TASK OBJECTIVE:
Check each line of the listing for the word "love" and give only the number of lines that have it.

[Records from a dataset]
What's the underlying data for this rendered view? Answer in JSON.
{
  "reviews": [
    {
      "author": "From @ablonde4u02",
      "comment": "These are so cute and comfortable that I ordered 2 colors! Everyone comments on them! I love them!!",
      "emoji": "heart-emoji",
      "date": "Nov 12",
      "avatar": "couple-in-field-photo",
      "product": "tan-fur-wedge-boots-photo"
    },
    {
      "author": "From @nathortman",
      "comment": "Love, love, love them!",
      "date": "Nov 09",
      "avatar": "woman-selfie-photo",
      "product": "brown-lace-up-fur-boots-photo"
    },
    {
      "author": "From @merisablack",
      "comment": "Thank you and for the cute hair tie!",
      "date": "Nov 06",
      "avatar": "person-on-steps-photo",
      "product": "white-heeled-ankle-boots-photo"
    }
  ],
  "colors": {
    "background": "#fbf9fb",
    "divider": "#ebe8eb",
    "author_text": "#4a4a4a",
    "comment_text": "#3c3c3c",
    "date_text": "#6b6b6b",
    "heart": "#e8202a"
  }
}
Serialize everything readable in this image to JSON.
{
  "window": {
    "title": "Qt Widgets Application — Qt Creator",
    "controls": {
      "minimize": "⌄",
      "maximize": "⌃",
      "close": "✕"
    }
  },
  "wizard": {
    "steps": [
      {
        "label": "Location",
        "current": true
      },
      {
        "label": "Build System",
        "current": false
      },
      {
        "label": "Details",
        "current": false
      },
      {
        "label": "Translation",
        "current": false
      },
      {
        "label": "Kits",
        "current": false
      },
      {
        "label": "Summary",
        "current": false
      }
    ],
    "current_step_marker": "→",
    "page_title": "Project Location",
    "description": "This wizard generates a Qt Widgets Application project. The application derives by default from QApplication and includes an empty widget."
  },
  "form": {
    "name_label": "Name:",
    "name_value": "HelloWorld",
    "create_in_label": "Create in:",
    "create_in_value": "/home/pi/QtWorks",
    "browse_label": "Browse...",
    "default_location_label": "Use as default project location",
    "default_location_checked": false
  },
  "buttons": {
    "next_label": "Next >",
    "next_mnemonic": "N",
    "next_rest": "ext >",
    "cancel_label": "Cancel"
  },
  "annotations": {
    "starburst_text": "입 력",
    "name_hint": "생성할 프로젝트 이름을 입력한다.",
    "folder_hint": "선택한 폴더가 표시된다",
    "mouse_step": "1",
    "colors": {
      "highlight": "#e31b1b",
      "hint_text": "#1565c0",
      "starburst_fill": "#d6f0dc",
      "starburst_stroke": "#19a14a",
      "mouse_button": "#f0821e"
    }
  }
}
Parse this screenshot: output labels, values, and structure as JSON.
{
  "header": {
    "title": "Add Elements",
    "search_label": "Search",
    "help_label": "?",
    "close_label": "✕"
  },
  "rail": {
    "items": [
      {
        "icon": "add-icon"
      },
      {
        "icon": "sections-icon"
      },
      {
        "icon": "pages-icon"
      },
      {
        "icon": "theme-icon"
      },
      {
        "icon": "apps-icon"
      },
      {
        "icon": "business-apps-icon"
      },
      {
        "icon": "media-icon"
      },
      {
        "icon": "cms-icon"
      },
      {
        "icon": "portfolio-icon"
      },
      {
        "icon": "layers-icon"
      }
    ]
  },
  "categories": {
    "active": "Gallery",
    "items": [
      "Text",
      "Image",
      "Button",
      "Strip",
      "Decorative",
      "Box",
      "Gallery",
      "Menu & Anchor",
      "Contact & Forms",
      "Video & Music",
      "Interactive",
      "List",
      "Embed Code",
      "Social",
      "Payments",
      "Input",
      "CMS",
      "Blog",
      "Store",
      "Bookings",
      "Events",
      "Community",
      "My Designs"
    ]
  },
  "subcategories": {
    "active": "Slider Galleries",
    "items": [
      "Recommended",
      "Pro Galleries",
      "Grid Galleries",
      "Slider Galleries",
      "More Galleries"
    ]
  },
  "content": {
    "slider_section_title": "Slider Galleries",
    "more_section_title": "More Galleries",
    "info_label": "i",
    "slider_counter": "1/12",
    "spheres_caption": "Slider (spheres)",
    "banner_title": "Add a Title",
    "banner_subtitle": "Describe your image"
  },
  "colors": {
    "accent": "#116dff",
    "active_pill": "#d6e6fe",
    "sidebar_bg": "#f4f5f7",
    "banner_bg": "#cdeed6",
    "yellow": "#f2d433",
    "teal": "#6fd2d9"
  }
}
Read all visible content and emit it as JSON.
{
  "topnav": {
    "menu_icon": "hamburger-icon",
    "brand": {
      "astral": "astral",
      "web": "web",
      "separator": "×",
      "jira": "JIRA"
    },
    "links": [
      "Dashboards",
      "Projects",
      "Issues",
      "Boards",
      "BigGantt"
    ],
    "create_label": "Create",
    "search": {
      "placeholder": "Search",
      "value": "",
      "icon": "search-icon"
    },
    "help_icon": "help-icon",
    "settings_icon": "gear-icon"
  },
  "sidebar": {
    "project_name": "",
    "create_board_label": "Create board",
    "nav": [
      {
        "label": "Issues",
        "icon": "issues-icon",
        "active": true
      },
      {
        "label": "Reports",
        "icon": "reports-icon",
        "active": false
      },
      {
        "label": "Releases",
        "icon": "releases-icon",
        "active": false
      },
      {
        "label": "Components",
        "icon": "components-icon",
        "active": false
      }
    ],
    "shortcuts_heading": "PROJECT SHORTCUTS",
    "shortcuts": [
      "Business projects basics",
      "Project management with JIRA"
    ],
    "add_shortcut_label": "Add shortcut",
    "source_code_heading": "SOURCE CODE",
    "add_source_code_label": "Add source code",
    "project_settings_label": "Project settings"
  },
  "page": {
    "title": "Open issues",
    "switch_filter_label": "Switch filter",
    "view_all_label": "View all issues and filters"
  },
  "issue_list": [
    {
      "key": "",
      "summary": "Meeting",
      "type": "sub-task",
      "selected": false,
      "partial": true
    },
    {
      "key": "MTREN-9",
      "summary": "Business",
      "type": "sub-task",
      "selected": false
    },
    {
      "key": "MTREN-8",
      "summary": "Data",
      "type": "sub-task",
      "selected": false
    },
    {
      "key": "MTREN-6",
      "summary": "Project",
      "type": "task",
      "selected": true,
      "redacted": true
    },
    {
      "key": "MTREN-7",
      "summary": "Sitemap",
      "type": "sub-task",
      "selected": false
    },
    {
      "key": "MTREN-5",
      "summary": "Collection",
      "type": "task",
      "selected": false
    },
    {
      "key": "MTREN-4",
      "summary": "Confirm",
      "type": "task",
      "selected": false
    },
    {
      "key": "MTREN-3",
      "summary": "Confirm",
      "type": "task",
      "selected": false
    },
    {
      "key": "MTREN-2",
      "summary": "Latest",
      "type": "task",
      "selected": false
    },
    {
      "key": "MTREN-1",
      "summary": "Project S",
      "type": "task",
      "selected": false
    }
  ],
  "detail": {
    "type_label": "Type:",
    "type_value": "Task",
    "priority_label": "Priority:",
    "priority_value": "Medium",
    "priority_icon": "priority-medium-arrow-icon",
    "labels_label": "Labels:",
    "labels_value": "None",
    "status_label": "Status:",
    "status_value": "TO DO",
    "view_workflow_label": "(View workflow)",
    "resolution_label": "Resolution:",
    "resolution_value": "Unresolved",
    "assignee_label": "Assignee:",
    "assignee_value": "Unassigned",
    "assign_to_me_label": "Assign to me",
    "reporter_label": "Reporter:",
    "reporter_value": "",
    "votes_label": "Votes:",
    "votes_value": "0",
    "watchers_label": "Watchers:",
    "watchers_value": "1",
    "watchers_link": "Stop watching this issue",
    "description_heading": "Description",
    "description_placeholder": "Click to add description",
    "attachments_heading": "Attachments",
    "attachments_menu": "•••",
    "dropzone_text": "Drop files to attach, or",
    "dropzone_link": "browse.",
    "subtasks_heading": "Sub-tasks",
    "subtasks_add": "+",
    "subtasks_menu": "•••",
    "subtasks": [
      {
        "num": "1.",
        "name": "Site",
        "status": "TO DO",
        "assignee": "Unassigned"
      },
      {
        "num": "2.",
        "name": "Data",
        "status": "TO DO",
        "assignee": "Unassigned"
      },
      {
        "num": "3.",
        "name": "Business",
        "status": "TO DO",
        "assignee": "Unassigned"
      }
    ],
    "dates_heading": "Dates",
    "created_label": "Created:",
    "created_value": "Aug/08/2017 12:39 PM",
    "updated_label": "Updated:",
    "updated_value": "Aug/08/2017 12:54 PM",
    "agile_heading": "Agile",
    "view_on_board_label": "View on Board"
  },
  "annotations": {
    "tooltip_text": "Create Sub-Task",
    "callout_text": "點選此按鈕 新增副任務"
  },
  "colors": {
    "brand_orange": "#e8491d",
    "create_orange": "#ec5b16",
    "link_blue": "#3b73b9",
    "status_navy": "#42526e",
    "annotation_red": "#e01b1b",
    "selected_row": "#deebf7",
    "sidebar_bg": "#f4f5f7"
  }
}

SOLUTION TO THE EXERCISE:
2